>> start EXTRACTED ENTRIES
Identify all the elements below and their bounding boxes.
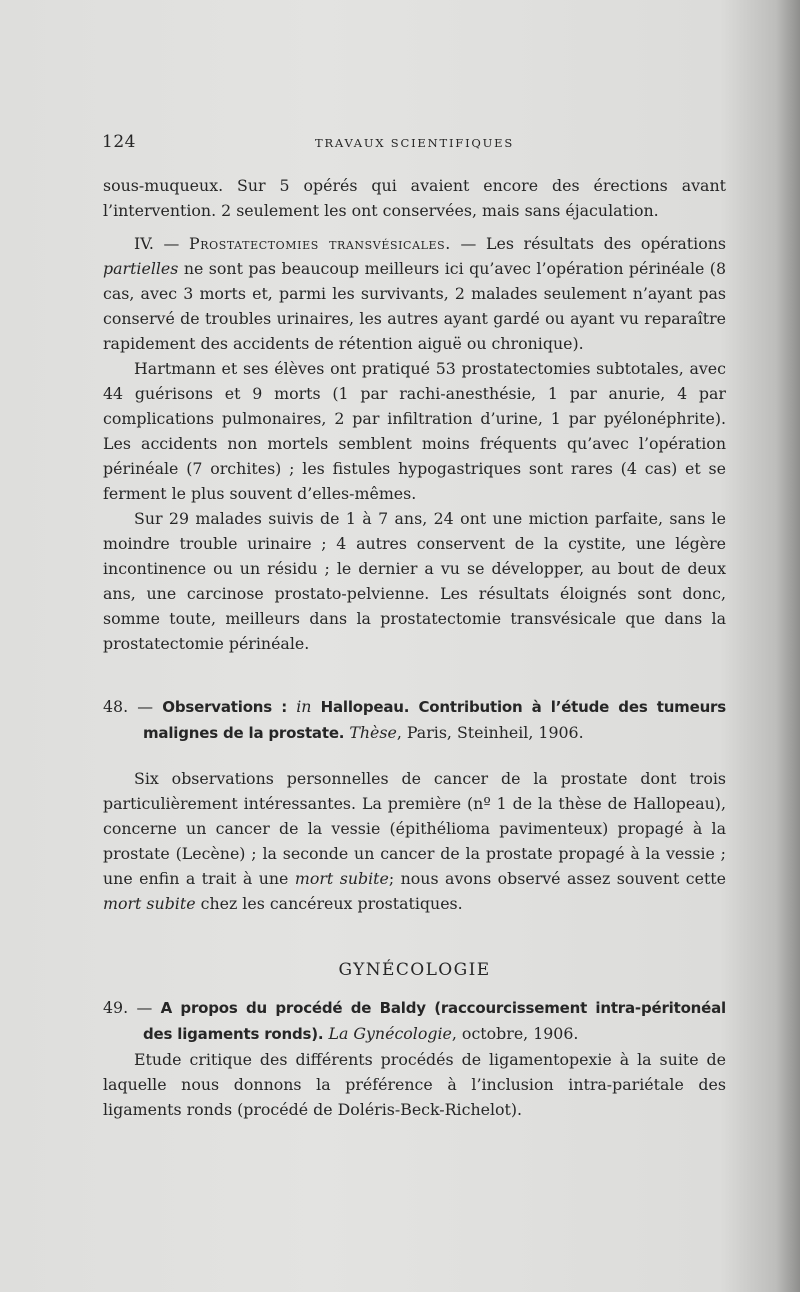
section-iv-dash: — Les résultats des opérations (460, 234, 726, 253)
entry-48-in: in (296, 697, 312, 716)
page-header (102, 132, 727, 156)
entry-49-number: 49. — (103, 998, 153, 1017)
entry-49-title: A propos du procédé de Baldy (raccourcissement intra-péritonéal des ligaments ronds). (143, 999, 726, 1043)
paragraph-continued: sous-muqueux. Sur 5 opérés qui avaient encore des érections avant l’intervention. 2 seulement les ont conservées, mais sans éjaculation. (103, 176, 726, 220)
section-title-gynecologie: GYNÉCOLOGIE (338, 960, 491, 980)
entry-48-summary-italic-2: mort subite (103, 894, 196, 913)
running-title: TRAVAUX SCIENTIFIQUES (314, 136, 515, 150)
entry-48-summary (103, 766, 726, 916)
entry-48-title: Hallopeau. Contribution à l’étude des tumeurs malignes de la prostate. (143, 698, 726, 742)
page-number: 124 (102, 132, 136, 152)
entry-49-summary: Etude critique des différents procédés de ligamentopexie à la suite de laquelle nous donnons la préférence à l’inclusion intra-pariétale des ligaments ronds (procédé de Doléris-Beck-Richelot). (103, 1050, 726, 1119)
entry-48-summary-text-c: chez les cancéreux prostatiques. (200, 894, 463, 913)
section-iv-title: Prostatectomies transvésicales. (188, 234, 451, 253)
entry-48-citation (103, 694, 726, 746)
entry-49-journal: La Gynécologie (328, 1024, 452, 1043)
entry-48-source: , Paris, Steinheil, 1906. (396, 723, 584, 742)
section-iv-italic: partielles (103, 259, 179, 278)
entry-48-these: Thèse (349, 723, 397, 742)
page-body (103, 173, 726, 1122)
entry-49-citation (103, 995, 726, 1047)
entry-48-summary-italic-1: mort subite (294, 869, 389, 888)
section-iv-text: ne sont pas beaucoup meilleurs ici qu’avec l’opération périnéale (8 cas, avec 3 morts et, parmi les survivants, 2 malades seulement n’ayant pas conservé de troubles urinaires, les autres ayant gardé ou ayant vu reparaître rapidement des accidents de rétention aiguë ou chronique). (103, 259, 726, 353)
entry-48-summary-text-b: ; nous avons observé assez souvent cette (388, 869, 726, 888)
paragraph-section-iv (103, 231, 726, 356)
entry-48-summary-text-a: Six observations personnelles de cancer de la prostate dont trois particulièrement intéressantes. La première (nº 1 de la thèse de Hallopeau), concerne un cancer de la vessie (épithélioma pavimenteux) propagé à la prostate (Lecène) ; la seconde un cancer de la prostate propagé à la vessie ; une enfin a trait à une (103, 769, 726, 888)
entry-49-source: , octobre, 1906. (451, 1024, 579, 1043)
entry-48-number: 48. — (103, 697, 154, 716)
section-iv-label: IV. — (134, 234, 180, 253)
entry-48-bold-label: Observations : (162, 698, 287, 716)
paragraph-follow-up: Sur 29 malades suivis de 1 à 7 ans, 24 ont une miction parfaite, sans le moindre trouble urinaire ; 4 autres conservent de la cystite, une légère incontinence ou un résidu ; le dernier a vu se développer, au bout de deux ans, une carcinose prostato-pelvienne. Les résultats éloignés sont donc, somme toute, meilleurs dans la prostatectomie transvésicale que dans la prostatectomie périnéale. (103, 509, 726, 653)
paragraph-hartmann: Hartmann et ses élèves ont pratiqué 53 prostatectomies subtotales, avec 44 guérisons et 9 morts (1 par rachi-anesthésie, 1 par anurie, 4 par complications pulmonaires, 2 par infiltration d’urine, 1 par pyélonéphrite). Les accidents non mortels semblent moins fréquents qu’avec l’opération périnéale (7 orchites) ; les fistules hypogastriques sont rares (4 cas) et se ferment le plus souvent d’elles-mêmes. (103, 359, 726, 503)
>> end EXTRACTED ENTRIES
__WHAT YOU HAVE TO DO__: Can you reproduce the listing above word for word, beginning at the line that has "section-iv-dash: — Les" and stopping after the line that has "entry-49-number: 49. — (103, 998, 153, 1017)"?

__EXERCISE OUTPUT__:
section-iv-dash: — Les résultats des opérations (460, 234, 726, 253)
entry-48-in: in (296, 697, 312, 716)
page-header (102, 132, 727, 156)
entry-49-number: 49. — (103, 998, 153, 1017)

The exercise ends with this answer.